Reproduce, unchanged, the part of the rows below that opens with the line containing "cog-label: 11 — [984, 354, 994, 364]" and closes with the line containing "gear-step-value: 8 — [741, 200, 747, 211]". Include both of those lines.
******************************
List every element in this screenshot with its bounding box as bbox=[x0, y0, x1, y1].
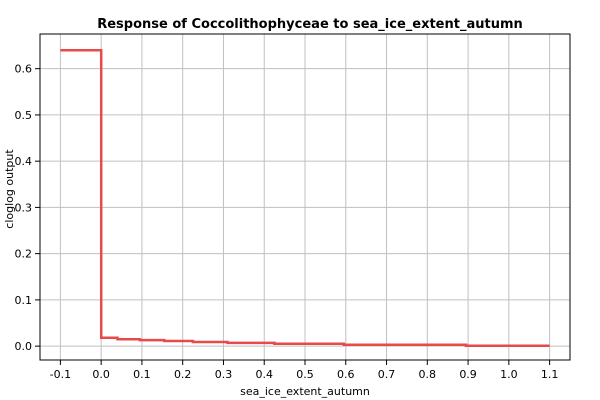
y-tick-label: 0.1 bbox=[15, 294, 33, 307]
x-axis: -0.1 0.0 0.1 0.2 0.3 0.4 0.5 0.6 0.7 0.8 0.9 1.0 1.1 bbox=[50, 360, 559, 381]
y-tick-label: 0.6 bbox=[15, 63, 33, 76]
x-tick-label: 0.1 bbox=[133, 368, 151, 381]
x-tick-label: 0.0 bbox=[92, 368, 110, 381]
x-tick-label: 0.3 bbox=[215, 368, 233, 381]
chart-title: Response of Coccolithophyceae to sea_ice… bbox=[97, 17, 523, 32]
y-tick-label: 0.0 bbox=[15, 340, 33, 353]
x-tick-label: 1.1 bbox=[541, 368, 559, 381]
y-tick-label: 0.5 bbox=[15, 109, 33, 122]
x-axis-label: sea_ice_extent_autumn bbox=[240, 385, 370, 398]
y-tick-label: 0.4 bbox=[15, 155, 33, 168]
series-line bbox=[60, 48, 550, 347]
series-layer bbox=[60, 48, 550, 347]
x-tick-label: 0.4 bbox=[255, 368, 273, 381]
x-tick-label: 0.5 bbox=[296, 368, 314, 381]
grid bbox=[40, 34, 570, 360]
y-tick-label: 0.2 bbox=[15, 248, 33, 261]
x-tick-label: 0.7 bbox=[378, 368, 396, 381]
y-axis-label: cloglog output bbox=[3, 149, 16, 229]
x-tick-label: 0.8 bbox=[419, 368, 437, 381]
x-tick-label: 0.9 bbox=[459, 368, 477, 381]
x-tick-label: 1.0 bbox=[500, 368, 518, 381]
x-tick-label: 0.6 bbox=[337, 368, 355, 381]
y-tick-label: 0.3 bbox=[15, 201, 33, 214]
y-axis: 0.0 0.1 0.2 0.3 0.4 0.5 0.6 bbox=[15, 63, 40, 353]
x-tick-label: -0.1 bbox=[50, 368, 71, 381]
x-tick-label: 0.2 bbox=[174, 368, 192, 381]
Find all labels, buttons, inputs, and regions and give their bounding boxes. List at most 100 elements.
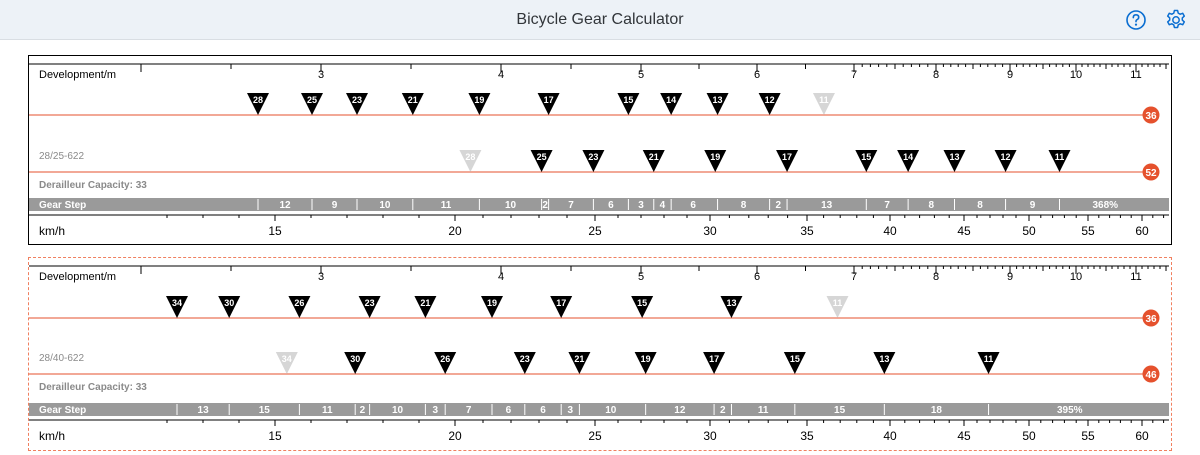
cog-label: 11 — [984, 354, 994, 364]
cog-marker-21[interactable]: 21 — [642, 150, 665, 172]
cog-triangle — [873, 352, 896, 374]
gear-step-value: 11 — [322, 405, 333, 416]
development-tick-label: 10 — [1070, 271, 1082, 283]
cog-marker-12[interactable]: 12 — [758, 93, 781, 115]
cog-label: 15 — [623, 95, 633, 105]
cog-triangle — [783, 352, 806, 374]
cog-marker-11[interactable]: 11 — [826, 296, 849, 318]
cog-triangle — [812, 93, 835, 115]
gear-step-value: 8 — [977, 200, 983, 211]
cog-marker-11[interactable]: 11 — [812, 93, 835, 115]
gear-step-value: 6 — [608, 200, 614, 211]
help-button[interactable] — [1123, 7, 1149, 33]
cog-triangle — [704, 150, 727, 172]
gear-step-value: 8 — [741, 200, 747, 211]
chainring-badge-36[interactable]: 36 — [1142, 309, 1160, 327]
cog-marker-26[interactable]: 26 — [434, 352, 457, 374]
cog-marker-15[interactable]: 15 — [783, 352, 806, 374]
cog-marker-17[interactable]: 17 — [776, 150, 799, 172]
cog-marker-34[interactable]: 34 — [275, 352, 298, 374]
cog-marker-14[interactable]: 14 — [660, 93, 683, 115]
cog-marker-23[interactable]: 23 — [358, 296, 381, 318]
cog-triangle — [703, 352, 726, 374]
gear-step-value: 12 — [279, 200, 291, 211]
cog-marker-19[interactable]: 19 — [481, 296, 503, 318]
cog-marker-25[interactable]: 25 — [530, 150, 553, 172]
cog-triangle — [642, 150, 665, 172]
development-tick-label: 3 — [318, 69, 324, 81]
cog-triangle — [468, 93, 491, 115]
cog-marker-21[interactable]: 21 — [414, 296, 437, 318]
cog-marker-17[interactable]: 17 — [550, 296, 573, 318]
gear-step-value: 7 — [884, 200, 890, 211]
cog-marker-19[interactable]: 19 — [634, 352, 657, 374]
cog-marker-23[interactable]: 23 — [582, 150, 605, 172]
cog-marker-15[interactable]: 15 — [617, 93, 640, 115]
cog-marker-25[interactable]: 25 — [301, 93, 323, 115]
cog-marker-26[interactable]: 26 — [288, 296, 311, 318]
cog-marker-17[interactable]: 17 — [537, 93, 560, 115]
gear-step-value: 3 — [638, 200, 644, 211]
development-tick-label: 7 — [851, 271, 857, 283]
gear-step-background — [29, 198, 1169, 211]
cog-marker-21[interactable]: 21 — [568, 352, 591, 374]
development-tick-label: 6 — [754, 271, 760, 283]
chainring-badge-52[interactable]: 52 — [1142, 163, 1160, 181]
cog-triangle — [582, 150, 605, 172]
cog-label: 25 — [307, 95, 317, 105]
gear-step-value: 368% — [1092, 200, 1118, 211]
settings-icon — [1166, 9, 1186, 29]
gear-step-bar: Gear Step 13 15 11 2 10 3 7 6 6 3 10 12 2 11 15 18 395% — [29, 403, 1169, 416]
cog-marker-11[interactable]: 11 — [977, 352, 1000, 374]
chainring-badge-circle — [1142, 106, 1160, 124]
cog-marker-13[interactable]: 13 — [706, 93, 729, 115]
speed-tick-label: 55 — [1081, 224, 1095, 238]
cog-marker-30[interactable]: 30 — [344, 352, 367, 374]
cog-marker-15[interactable]: 15 — [631, 296, 654, 318]
settings-button[interactable] — [1163, 7, 1189, 33]
cog-marker-30[interactable]: 30 — [218, 296, 241, 318]
speed-axis-label: km/h — [39, 224, 65, 238]
speed-tick-label: 45 — [957, 224, 971, 238]
speed-tick-label: 20 — [448, 429, 462, 443]
cog-marker-13[interactable]: 13 — [720, 296, 743, 318]
cog-marker-28[interactable]: 28 — [247, 93, 269, 115]
cog-label: 13 — [879, 354, 889, 364]
chainring-badge-46[interactable]: 46 — [1142, 365, 1160, 383]
cog-triangle — [758, 93, 781, 115]
cog-marker-19[interactable]: 19 — [704, 150, 727, 172]
cog-triangle — [720, 296, 743, 318]
chainring-badge-36[interactable]: 36 — [1142, 106, 1160, 124]
cog-marker-21[interactable]: 21 — [401, 93, 424, 115]
cog-marker-34[interactable]: 34 — [166, 296, 188, 318]
cog-triangle — [401, 93, 424, 115]
cog-marker-23[interactable]: 23 — [513, 352, 536, 374]
development-axis-label: Development/m — [39, 69, 116, 81]
gear-step-value: 7 — [466, 405, 472, 416]
cog-marker-23[interactable]: 23 — [346, 93, 368, 115]
cog-triangle — [660, 93, 683, 115]
cog-marker-12[interactable]: 12 — [994, 150, 1017, 172]
cog-label: 12 — [1001, 152, 1011, 162]
cog-label: 11 — [1055, 152, 1065, 162]
cog-label: 13 — [726, 298, 736, 308]
development-tick-label: 9 — [1007, 271, 1013, 283]
gear-step-value: 12 — [674, 405, 686, 416]
cog-marker-14[interactable]: 14 — [897, 150, 920, 172]
gear-step-value: 15 — [259, 405, 271, 416]
development-tick-label: 8 — [933, 69, 939, 81]
cog-marker-17[interactable]: 17 — [703, 352, 726, 374]
cog-marker-19[interactable]: 19 — [468, 93, 491, 115]
cog-marker-28[interactable]: 28 — [459, 150, 482, 172]
cog-marker-13[interactable]: 13 — [943, 150, 966, 172]
cog-triangle — [513, 352, 536, 374]
cog-marker-13[interactable]: 13 — [873, 352, 896, 374]
cog-label: 17 — [709, 354, 719, 364]
gear-step-value: 3 — [433, 405, 439, 416]
cog-marker-15[interactable]: 15 — [855, 150, 878, 172]
app-header: Bicycle Gear Calculator — [0, 0, 1200, 40]
speed-tick-label: 15 — [268, 224, 282, 238]
cog-label: 23 — [588, 152, 598, 162]
cog-marker-11[interactable]: 11 — [1048, 150, 1071, 172]
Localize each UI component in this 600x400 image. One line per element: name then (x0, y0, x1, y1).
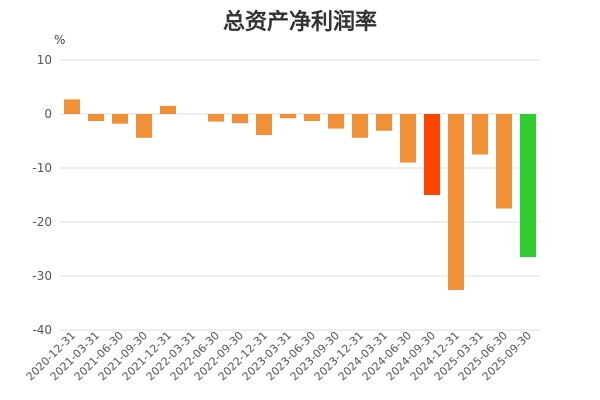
bar-2022-09-30 (232, 114, 248, 124)
y-tick-label: -40 (32, 323, 52, 337)
bar-2023-09-30 (328, 114, 344, 129)
bar-2024-06-30 (400, 114, 416, 163)
bar-2024-09-30 (424, 114, 440, 195)
bar-2022-12-31 (256, 114, 272, 136)
y-tick-label: -20 (32, 215, 52, 229)
y-tick-label: 10 (37, 53, 52, 67)
bar-2025-03-31 (472, 114, 488, 155)
bar-2024-03-31 (376, 114, 392, 131)
bar-2025-09-30 (520, 114, 536, 258)
bar-2025-06-30 (496, 114, 512, 209)
bar-2021-03-31 (88, 114, 104, 122)
y-axis-unit-label: % (54, 33, 65, 47)
bar-2022-06-30 (208, 114, 224, 122)
y-tick-label: 0 (44, 107, 52, 121)
bar-2021-06-30 (112, 114, 128, 124)
grid-layer (60, 59, 540, 331)
bar-2020-12-31 (64, 99, 80, 114)
x-axis-ticks: 2020-12-312021-03-312021-06-302021-09-30… (24, 329, 534, 383)
bar-2023-12-31 (352, 114, 368, 138)
bar-2021-09-30 (136, 114, 152, 138)
y-axis-ticks: 10 0 -10 -20 -30 -40 (32, 53, 52, 337)
y-tick-label: -10 (32, 161, 52, 175)
bar-2021-12-31 (160, 105, 176, 114)
bar-layer (64, 99, 536, 291)
bar-2023-03-31 (280, 114, 296, 119)
y-tick-label: -30 (32, 269, 52, 283)
bar-2023-06-30 (304, 114, 320, 122)
bar-2024-12-31 (448, 114, 464, 291)
chart-title: 总资产净利润率 (222, 10, 377, 35)
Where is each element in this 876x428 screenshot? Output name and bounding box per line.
******************************
• REPLY
cog-label: 11 — [984, 354, 994, 364]
cog-marker-21[interactable]: 21 — [642, 150, 665, 172]
cog-triangle — [873, 352, 896, 374]
gear-step-value: 11 — [322, 405, 333, 416]
development-tick-label: 10 — [1070, 271, 1082, 283]
cog-marker-12[interactable]: 12 — [758, 93, 781, 115]
cog-label: 15 — [623, 95, 633, 105]
cog-triangle — [783, 352, 806, 374]
cog-marker-11[interactable]: 11 — [826, 296, 849, 318]
cog-triangle — [812, 93, 835, 115]
gear-step-value: 8 — [977, 200, 983, 211]
cog-marker-11[interactable]: 11 — [812, 93, 835, 115]
gear-step-value: 6 — [608, 200, 614, 211]
help-button[interactable] — [1123, 7, 1149, 33]
cog-triangle — [704, 150, 727, 172]
gear-step-value: 8 — [741, 200, 747, 211]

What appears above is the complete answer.